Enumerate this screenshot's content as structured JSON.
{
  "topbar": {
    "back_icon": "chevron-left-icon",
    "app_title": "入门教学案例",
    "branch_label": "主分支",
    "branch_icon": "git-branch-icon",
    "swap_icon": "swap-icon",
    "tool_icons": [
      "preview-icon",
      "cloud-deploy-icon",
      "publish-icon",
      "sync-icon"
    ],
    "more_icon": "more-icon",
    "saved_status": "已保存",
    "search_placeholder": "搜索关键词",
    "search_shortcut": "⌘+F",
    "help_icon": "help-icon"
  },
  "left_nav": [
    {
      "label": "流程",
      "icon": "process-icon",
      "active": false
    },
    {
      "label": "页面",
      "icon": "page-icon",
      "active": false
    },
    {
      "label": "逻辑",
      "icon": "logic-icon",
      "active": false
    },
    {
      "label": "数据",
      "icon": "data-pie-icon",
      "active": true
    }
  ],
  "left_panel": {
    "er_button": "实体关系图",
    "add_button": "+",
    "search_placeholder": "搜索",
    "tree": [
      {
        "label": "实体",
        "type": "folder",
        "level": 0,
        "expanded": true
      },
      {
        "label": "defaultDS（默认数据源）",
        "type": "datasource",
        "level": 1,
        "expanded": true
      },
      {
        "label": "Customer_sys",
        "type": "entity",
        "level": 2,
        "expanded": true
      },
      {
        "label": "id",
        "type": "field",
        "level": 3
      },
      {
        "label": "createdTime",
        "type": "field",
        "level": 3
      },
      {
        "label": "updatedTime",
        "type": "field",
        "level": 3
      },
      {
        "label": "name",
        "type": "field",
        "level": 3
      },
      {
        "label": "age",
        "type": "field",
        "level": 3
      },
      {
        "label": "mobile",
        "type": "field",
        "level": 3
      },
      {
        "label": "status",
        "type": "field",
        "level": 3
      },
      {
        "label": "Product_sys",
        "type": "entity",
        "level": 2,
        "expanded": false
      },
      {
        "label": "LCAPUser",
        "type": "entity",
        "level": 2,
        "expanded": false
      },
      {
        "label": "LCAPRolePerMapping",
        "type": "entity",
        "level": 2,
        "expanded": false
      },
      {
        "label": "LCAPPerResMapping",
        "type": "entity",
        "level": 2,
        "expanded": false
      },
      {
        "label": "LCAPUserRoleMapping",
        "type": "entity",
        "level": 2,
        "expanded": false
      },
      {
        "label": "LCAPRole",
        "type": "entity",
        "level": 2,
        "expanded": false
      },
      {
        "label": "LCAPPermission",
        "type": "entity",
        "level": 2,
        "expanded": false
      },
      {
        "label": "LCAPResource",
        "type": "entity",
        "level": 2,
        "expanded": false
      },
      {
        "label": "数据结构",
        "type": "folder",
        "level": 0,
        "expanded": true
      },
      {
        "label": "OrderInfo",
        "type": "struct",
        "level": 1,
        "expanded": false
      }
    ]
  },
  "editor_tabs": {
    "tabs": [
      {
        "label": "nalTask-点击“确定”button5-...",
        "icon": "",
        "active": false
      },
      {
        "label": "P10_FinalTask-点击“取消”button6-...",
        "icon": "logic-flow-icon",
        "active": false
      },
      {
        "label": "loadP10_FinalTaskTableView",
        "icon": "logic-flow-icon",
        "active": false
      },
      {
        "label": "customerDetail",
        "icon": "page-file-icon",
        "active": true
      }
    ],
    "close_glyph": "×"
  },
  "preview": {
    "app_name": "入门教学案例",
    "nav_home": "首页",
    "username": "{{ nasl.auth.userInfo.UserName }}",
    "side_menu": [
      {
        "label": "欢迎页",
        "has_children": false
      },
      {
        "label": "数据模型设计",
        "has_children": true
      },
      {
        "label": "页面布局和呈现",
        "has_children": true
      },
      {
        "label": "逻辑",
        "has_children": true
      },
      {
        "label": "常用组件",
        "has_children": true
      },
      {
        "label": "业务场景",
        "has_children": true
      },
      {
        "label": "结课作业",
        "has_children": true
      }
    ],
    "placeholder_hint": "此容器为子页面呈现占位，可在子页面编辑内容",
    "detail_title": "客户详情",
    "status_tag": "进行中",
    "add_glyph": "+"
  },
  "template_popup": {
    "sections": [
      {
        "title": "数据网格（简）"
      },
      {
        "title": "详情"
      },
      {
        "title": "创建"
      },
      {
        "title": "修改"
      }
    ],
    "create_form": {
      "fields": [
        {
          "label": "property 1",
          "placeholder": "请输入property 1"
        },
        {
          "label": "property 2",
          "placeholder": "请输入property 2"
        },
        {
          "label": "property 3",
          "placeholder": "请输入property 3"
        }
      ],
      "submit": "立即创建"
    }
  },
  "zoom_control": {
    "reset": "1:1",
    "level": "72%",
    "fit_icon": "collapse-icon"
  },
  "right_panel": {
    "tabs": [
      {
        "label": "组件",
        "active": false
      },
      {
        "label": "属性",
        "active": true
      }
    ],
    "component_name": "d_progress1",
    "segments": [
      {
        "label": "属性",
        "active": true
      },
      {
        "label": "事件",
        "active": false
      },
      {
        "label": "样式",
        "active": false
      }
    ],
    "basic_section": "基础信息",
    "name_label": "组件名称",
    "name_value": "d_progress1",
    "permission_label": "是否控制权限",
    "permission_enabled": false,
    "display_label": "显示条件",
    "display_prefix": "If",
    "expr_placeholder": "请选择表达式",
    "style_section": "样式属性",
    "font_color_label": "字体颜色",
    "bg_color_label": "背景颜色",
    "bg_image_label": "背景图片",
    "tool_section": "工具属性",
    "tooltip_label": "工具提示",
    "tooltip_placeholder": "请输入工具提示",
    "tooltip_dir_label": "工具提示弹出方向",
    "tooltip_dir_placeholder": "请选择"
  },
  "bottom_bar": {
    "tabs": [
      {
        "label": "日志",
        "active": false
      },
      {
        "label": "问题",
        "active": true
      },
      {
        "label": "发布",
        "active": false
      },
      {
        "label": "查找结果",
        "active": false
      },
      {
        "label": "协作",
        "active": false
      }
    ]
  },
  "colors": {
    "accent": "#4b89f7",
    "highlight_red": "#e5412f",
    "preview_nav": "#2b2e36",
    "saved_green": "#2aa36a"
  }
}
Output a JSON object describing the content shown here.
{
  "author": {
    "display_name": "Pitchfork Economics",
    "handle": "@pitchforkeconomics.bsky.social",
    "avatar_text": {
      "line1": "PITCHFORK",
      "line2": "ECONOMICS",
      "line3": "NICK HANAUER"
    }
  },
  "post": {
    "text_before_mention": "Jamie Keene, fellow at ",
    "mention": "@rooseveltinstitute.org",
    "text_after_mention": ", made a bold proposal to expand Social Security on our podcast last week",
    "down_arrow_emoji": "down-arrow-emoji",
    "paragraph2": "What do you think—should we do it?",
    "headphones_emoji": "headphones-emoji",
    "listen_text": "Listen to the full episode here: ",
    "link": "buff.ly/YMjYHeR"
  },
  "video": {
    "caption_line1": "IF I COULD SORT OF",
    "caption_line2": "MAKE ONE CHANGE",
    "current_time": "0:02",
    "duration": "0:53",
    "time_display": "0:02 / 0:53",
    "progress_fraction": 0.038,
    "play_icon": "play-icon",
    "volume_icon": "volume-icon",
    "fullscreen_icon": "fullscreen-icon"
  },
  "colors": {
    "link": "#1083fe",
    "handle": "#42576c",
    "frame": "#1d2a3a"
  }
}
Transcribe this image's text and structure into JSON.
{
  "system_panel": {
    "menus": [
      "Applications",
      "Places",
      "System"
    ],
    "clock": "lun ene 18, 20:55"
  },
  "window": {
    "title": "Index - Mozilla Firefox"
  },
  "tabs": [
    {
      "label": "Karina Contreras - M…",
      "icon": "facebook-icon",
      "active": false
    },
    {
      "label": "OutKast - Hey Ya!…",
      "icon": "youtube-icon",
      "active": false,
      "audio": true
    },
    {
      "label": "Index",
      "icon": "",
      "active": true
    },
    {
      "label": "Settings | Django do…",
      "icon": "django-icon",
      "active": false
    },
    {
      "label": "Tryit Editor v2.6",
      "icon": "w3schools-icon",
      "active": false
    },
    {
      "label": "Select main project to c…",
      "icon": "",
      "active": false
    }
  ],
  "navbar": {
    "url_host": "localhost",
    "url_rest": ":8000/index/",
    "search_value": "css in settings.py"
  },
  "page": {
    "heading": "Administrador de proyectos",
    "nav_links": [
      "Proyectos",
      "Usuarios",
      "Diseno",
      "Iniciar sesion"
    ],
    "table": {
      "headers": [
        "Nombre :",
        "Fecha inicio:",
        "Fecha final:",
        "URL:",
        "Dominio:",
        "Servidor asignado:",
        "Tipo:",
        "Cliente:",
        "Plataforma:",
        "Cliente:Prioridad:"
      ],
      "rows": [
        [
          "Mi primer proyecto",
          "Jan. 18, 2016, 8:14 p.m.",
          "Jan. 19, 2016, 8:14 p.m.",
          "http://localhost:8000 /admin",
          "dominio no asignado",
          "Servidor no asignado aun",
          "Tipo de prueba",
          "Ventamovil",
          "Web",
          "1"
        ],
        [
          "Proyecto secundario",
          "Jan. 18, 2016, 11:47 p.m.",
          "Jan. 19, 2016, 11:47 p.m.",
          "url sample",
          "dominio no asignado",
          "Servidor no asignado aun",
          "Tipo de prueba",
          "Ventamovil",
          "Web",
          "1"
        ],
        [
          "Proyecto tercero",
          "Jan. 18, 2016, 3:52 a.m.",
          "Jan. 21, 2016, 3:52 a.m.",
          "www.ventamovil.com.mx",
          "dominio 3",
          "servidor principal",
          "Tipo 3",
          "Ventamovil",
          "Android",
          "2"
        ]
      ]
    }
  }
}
☆ ☆ ☆ ☆
### Goal of the exercise
Of the lines in the listing above, how many hold the string "content"? Reply with the number only.

### Solution to this problem
2